▶ YOUR TASK
Word for word, set down the records and skip each picture.

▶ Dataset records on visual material
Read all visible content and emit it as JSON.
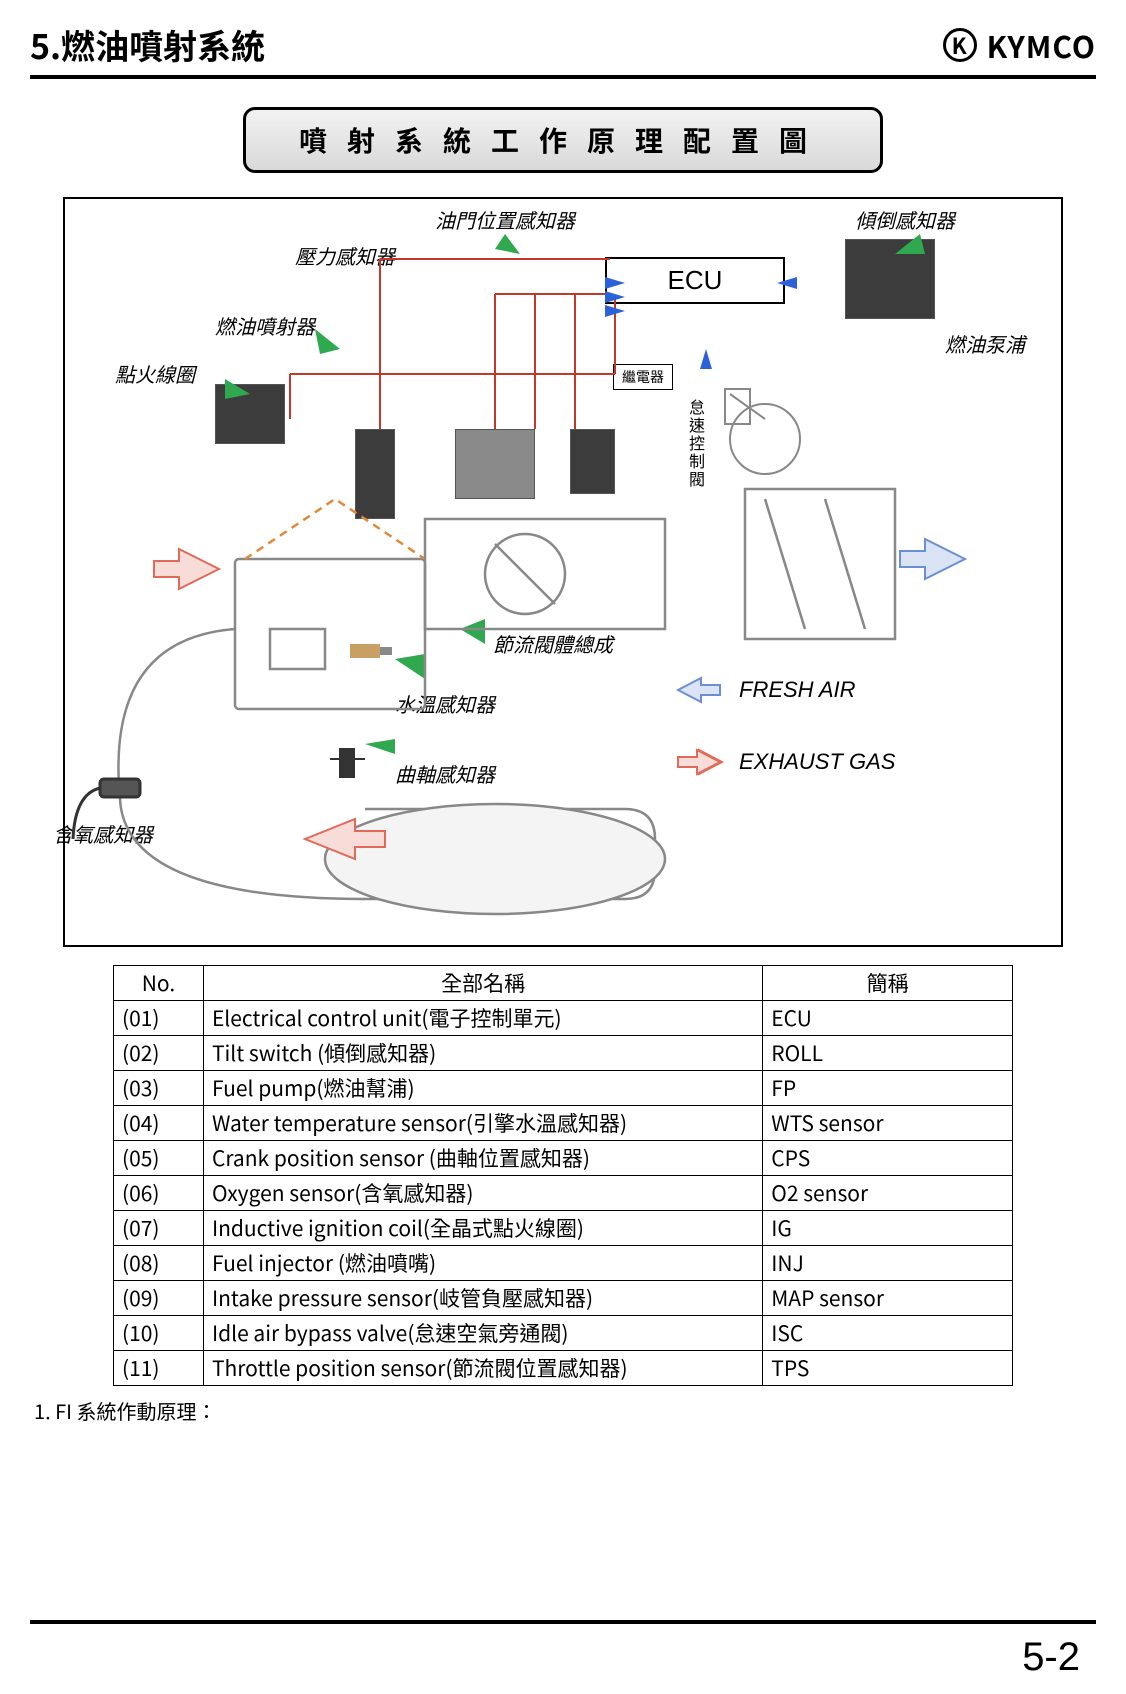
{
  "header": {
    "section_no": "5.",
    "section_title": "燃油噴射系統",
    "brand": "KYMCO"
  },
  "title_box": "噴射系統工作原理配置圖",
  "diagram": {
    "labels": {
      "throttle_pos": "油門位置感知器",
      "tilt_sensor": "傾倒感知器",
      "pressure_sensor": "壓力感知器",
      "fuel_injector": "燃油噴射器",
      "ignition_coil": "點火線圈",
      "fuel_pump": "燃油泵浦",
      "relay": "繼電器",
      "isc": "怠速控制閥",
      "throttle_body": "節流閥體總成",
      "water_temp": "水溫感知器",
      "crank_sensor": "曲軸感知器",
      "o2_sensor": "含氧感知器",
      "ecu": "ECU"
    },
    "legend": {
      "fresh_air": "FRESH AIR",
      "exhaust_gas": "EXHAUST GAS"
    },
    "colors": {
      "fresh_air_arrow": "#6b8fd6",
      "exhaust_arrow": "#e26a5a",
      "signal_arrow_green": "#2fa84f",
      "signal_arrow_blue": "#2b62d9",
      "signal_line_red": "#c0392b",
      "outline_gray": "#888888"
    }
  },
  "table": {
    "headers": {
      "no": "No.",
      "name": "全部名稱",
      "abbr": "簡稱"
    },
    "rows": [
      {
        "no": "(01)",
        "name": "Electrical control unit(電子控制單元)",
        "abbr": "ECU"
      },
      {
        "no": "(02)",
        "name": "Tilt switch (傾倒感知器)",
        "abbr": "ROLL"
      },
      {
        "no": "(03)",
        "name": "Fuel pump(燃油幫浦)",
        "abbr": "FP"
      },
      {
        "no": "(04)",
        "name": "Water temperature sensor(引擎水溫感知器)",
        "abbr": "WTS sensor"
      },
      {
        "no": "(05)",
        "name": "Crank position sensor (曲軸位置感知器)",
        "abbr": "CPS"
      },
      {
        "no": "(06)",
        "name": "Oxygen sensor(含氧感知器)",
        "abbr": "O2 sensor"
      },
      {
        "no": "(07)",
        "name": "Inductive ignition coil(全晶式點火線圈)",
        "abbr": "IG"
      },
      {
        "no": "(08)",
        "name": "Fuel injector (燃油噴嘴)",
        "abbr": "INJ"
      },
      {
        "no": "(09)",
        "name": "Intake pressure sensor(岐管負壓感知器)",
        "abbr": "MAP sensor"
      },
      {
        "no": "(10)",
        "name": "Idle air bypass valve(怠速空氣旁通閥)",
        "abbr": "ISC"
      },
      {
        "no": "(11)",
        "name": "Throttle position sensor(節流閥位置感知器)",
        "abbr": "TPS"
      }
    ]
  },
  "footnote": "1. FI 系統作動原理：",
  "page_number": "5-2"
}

▶ RESULT FOR THIS TASK
Read all visible content and emit it as JSON.
{
  "header": {
    "section_no": "5.",
    "section_title": "燃油噴射系統",
    "brand": "KYMCO"
  },
  "title_box": "噴射系統工作原理配置圖",
  "diagram": {
    "labels": {
      "throttle_pos": "油門位置感知器",
      "tilt_sensor": "傾倒感知器",
      "pressure_sensor": "壓力感知器",
      "fuel_injector": "燃油噴射器",
      "ignition_coil": "點火線圈",
      "fuel_pump": "燃油泵浦",
      "relay": "繼電器",
      "isc": "怠速控制閥",
      "throttle_body": "節流閥體總成",
      "water_temp": "水溫感知器",
      "crank_sensor": "曲軸感知器",
      "o2_sensor": "含氧感知器",
      "ecu": "ECU"
    },
    "legend": {
      "fresh_air": "FRESH AIR",
      "exhaust_gas": "EXHAUST GAS"
    },
    "colors": {
      "fresh_air_arrow": "#6b8fd6",
      "exhaust_arrow": "#e26a5a",
      "signal_arrow_green": "#2fa84f",
      "signal_arrow_blue": "#2b62d9",
      "signal_line_red": "#c0392b",
      "outline_gray": "#888888"
    }
  },
  "table": {
    "headers": {
      "no": "No.",
      "name": "全部名稱",
      "abbr": "簡稱"
    },
    "rows": [
      {
        "no": "(01)",
        "name": "Electrical control unit(電子控制單元)",
        "abbr": "ECU"
      },
      {
        "no": "(02)",
        "name": "Tilt switch (傾倒感知器)",
        "abbr": "ROLL"
      },
      {
        "no": "(03)",
        "name": "Fuel pump(燃油幫浦)",
        "abbr": "FP"
      },
      {
        "no": "(04)",
        "name": "Water temperature sensor(引擎水溫感知器)",
        "abbr": "WTS sensor"
      },
      {
        "no": "(05)",
        "name": "Crank position sensor (曲軸位置感知器)",
        "abbr": "CPS"
      },
      {
        "no": "(06)",
        "name": "Oxygen sensor(含氧感知器)",
        "abbr": "O2 sensor"
      },
      {
        "no": "(07)",
        "name": "Inductive ignition coil(全晶式點火線圈)",
        "abbr": "IG"
      },
      {
        "no": "(08)",
        "name": "Fuel injector (燃油噴嘴)",
        "abbr": "INJ"
      },
      {
        "no": "(09)",
        "name": "Intake pressure sensor(岐管負壓感知器)",
        "abbr": "MAP sensor"
      },
      {
        "no": "(10)",
        "name": "Idle air bypass valve(怠速空氣旁通閥)",
        "abbr": "ISC"
      },
      {
        "no": "(11)",
        "name": "Throttle position sensor(節流閥位置感知器)",
        "abbr": "TPS"
      }
    ]
  },
  "footnote": "1. FI 系統作動原理：",
  "page_number": "5-2"
}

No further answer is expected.